Data shown:
==================================================
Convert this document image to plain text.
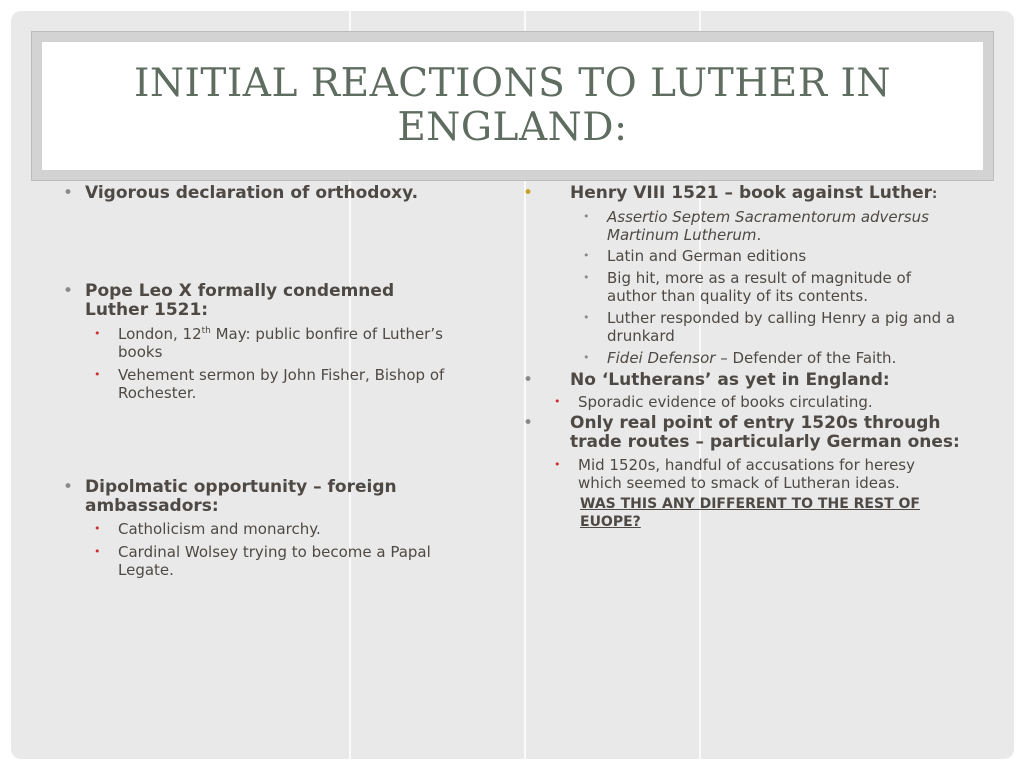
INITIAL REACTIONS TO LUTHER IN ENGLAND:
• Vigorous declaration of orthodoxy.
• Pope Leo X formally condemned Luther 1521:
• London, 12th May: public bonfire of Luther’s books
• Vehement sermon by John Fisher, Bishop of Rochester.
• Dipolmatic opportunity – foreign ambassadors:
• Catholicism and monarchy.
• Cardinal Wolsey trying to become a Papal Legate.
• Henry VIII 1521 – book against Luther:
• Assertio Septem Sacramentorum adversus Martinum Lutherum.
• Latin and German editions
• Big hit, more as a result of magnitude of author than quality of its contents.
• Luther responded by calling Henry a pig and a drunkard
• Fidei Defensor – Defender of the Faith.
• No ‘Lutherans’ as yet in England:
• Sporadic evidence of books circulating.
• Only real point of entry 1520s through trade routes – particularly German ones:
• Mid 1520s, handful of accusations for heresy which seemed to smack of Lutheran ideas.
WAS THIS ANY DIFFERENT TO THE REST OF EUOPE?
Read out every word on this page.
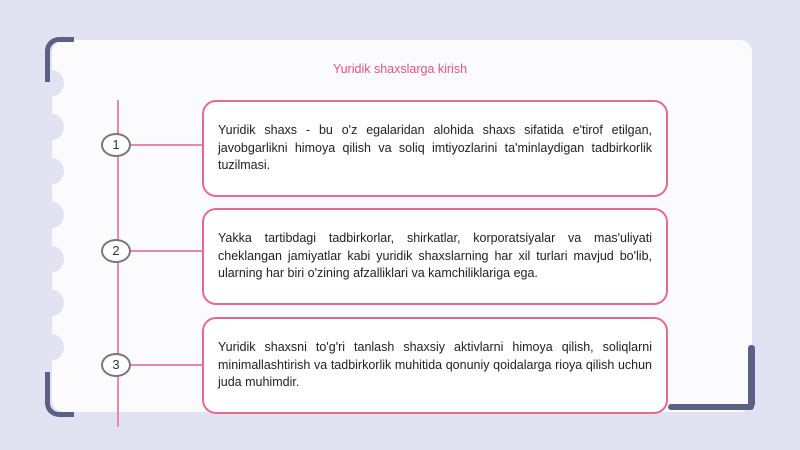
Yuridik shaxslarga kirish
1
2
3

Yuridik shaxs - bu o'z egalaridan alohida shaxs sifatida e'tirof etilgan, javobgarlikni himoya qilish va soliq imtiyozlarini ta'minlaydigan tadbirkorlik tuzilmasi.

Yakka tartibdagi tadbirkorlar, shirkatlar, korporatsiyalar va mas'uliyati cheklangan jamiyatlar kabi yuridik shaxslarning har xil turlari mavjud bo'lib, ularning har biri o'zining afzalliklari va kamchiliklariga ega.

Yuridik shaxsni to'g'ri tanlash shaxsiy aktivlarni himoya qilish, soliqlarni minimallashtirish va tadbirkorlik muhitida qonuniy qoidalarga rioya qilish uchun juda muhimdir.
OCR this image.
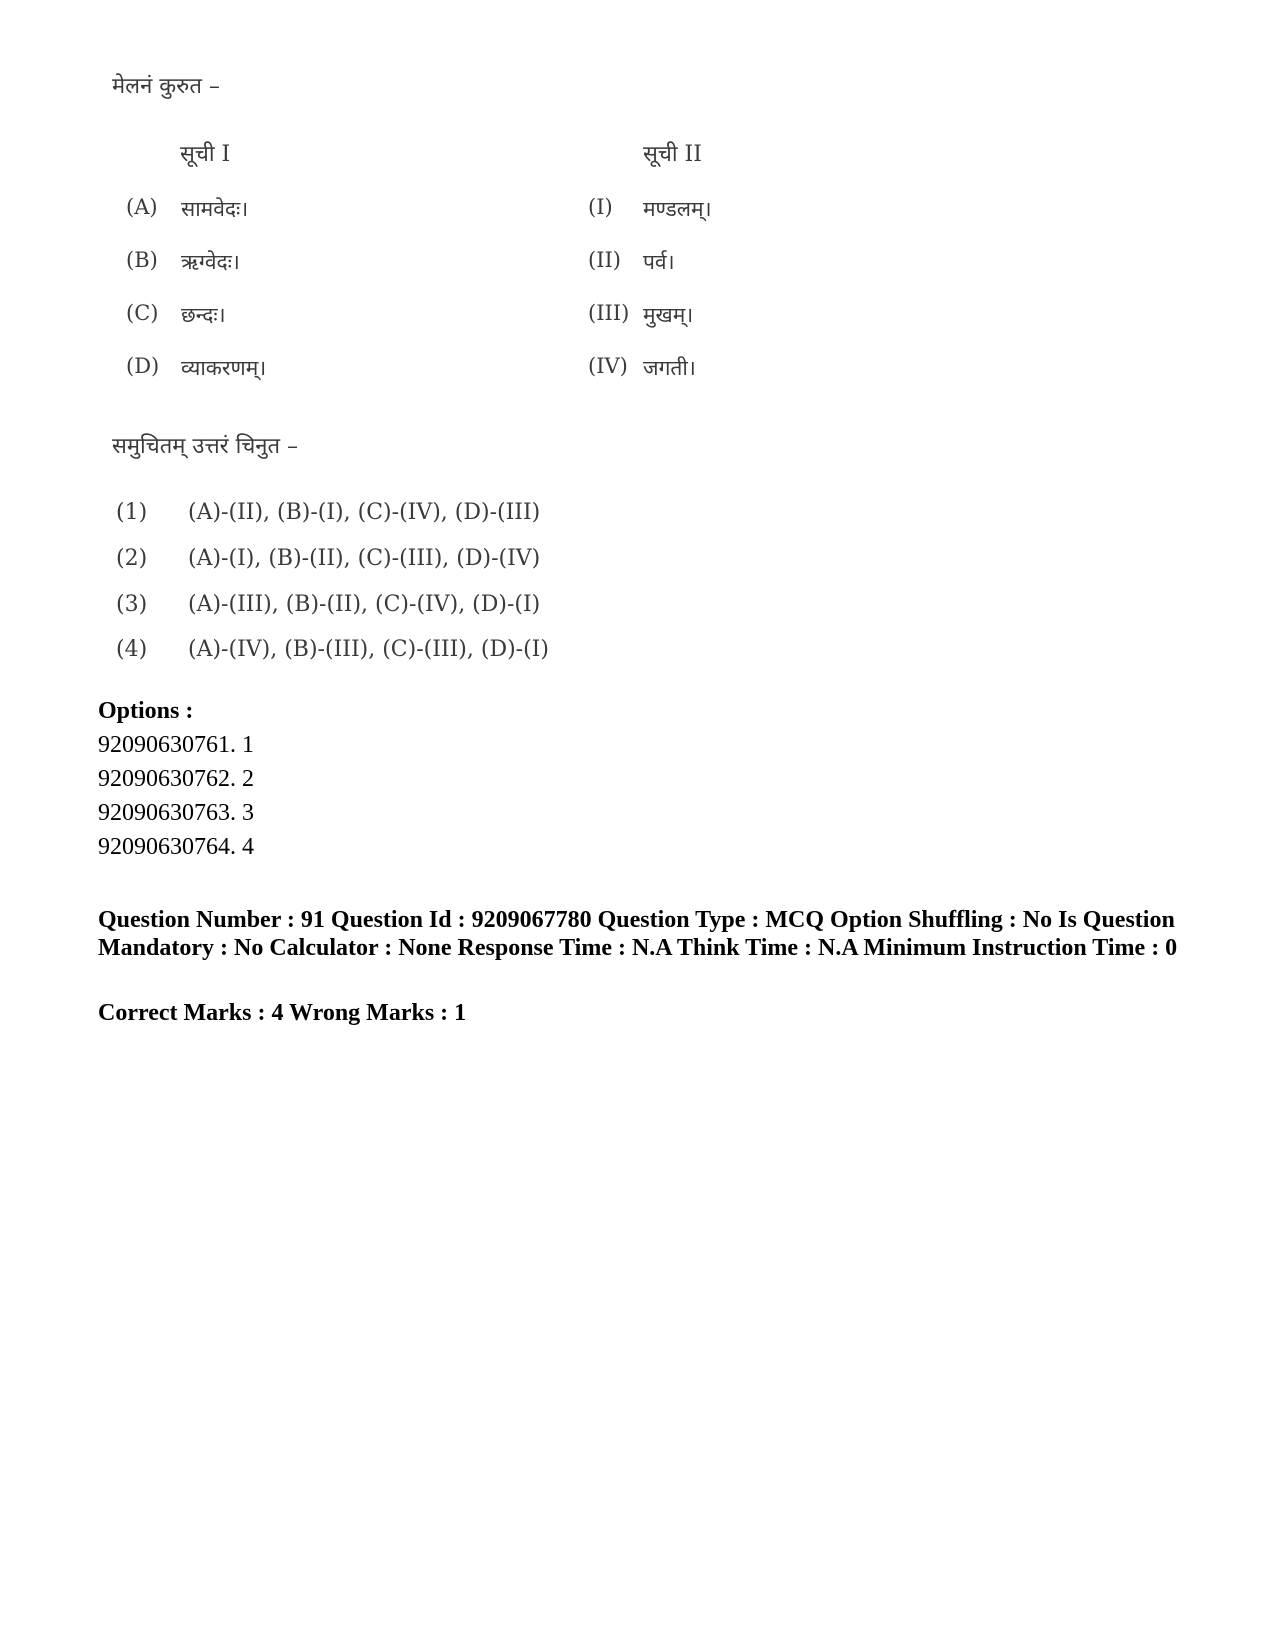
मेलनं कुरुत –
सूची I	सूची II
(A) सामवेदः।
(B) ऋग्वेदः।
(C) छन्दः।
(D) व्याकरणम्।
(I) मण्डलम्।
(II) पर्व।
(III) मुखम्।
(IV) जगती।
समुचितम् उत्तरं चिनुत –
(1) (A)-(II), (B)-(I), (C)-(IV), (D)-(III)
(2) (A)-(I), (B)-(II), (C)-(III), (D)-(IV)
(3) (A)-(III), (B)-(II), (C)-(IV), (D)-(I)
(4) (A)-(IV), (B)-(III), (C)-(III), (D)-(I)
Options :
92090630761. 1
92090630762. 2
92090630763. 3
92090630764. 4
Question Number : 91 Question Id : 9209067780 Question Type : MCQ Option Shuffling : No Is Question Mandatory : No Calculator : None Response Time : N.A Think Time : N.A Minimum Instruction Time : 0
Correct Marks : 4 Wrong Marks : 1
==================================================
Exercise goal:
Write out each entry exactly as given, but skip the pictures.

Solution to this task:
Convert this document image to plain text.
INITIAL REACTIONS TO LUTHER IN ENGLAND:
• Vigorous declaration of orthodoxy.
• Pope Leo X formally condemned Luther 1521:
• London, 12th May: public bonfire of Luther’s books
• Vehement sermon by John Fisher, Bishop of Rochester.
• Dipolmatic opportunity – foreign ambassadors:
• Catholicism and monarchy.
• Cardinal Wolsey trying to become a Papal Legate.
• Henry VIII 1521 – book against Luther:
• Assertio Septem Sacramentorum adversus Martinum Lutherum.
• Latin and German editions
• Big hit, more as a result of magnitude of author than quality of its contents.
• Luther responded by calling Henry a pig and a drunkard
• Fidei Defensor – Defender of the Faith.
• No ‘Lutherans’ as yet in England:
• Sporadic evidence of books circulating.
• Only real point of entry 1520s through trade routes – particularly German ones:
• Mid 1520s, handful of accusations for heresy which seemed to smack of Lutheran ideas.
WAS THIS ANY DIFFERENT TO THE REST OF EUOPE?
Read out every word on this page.
Yuridik shaxslarga kirish
1
2
3

Yuridik shaxs - bu o'z egalaridan alohida shaxs sifatida e'tirof etilgan, javobgarlikni himoya qilish va soliq imtiyozlarini ta'minlaydigan tadbirkorlik tuzilmasi.

Yakka tartibdagi tadbirkorlar, shirkatlar, korporatsiyalar va mas'uliyati cheklangan jamiyatlar kabi yuridik shaxslarning har xil turlari mavjud bo'lib, ularning har biri o'zining afzalliklari va kamchiliklariga ega.

Yuridik shaxsni to'g'ri tanlash shaxsiy aktivlarni himoya qilish, soliqlarni minimallashtirish va tadbirkorlik muhitida qonuniy qoidalarga rioya qilish uchun juda muhimdir.
OCR this image.
मेलनं कुरुत –
सूची I	सूची II
(A) सामवेदः।
(B) ऋग्वेदः।
(C) छन्दः।
(D) व्याकरणम्।
(I) मण्डलम्।
(II) पर्व।
(III) मुखम्।
(IV) जगती।
समुचितम् उत्तरं चिनुत –
(1) (A)-(II), (B)-(I), (C)-(IV), (D)-(III)
(2) (A)-(I), (B)-(II), (C)-(III), (D)-(IV)
(3) (A)-(III), (B)-(II), (C)-(IV), (D)-(I)
(4) (A)-(IV), (B)-(III), (C)-(III), (D)-(I)
Options :
92090630761. 1
92090630762. 2
92090630763. 3
92090630764. 4
Question Number : 91 Question Id : 9209067780 Question Type : MCQ Option Shuffling : No Is Question Mandatory : No Calculator : None Response Time : N.A Think Time : N.A Minimum Instruction Time : 0
Correct Marks : 4 Wrong Marks : 1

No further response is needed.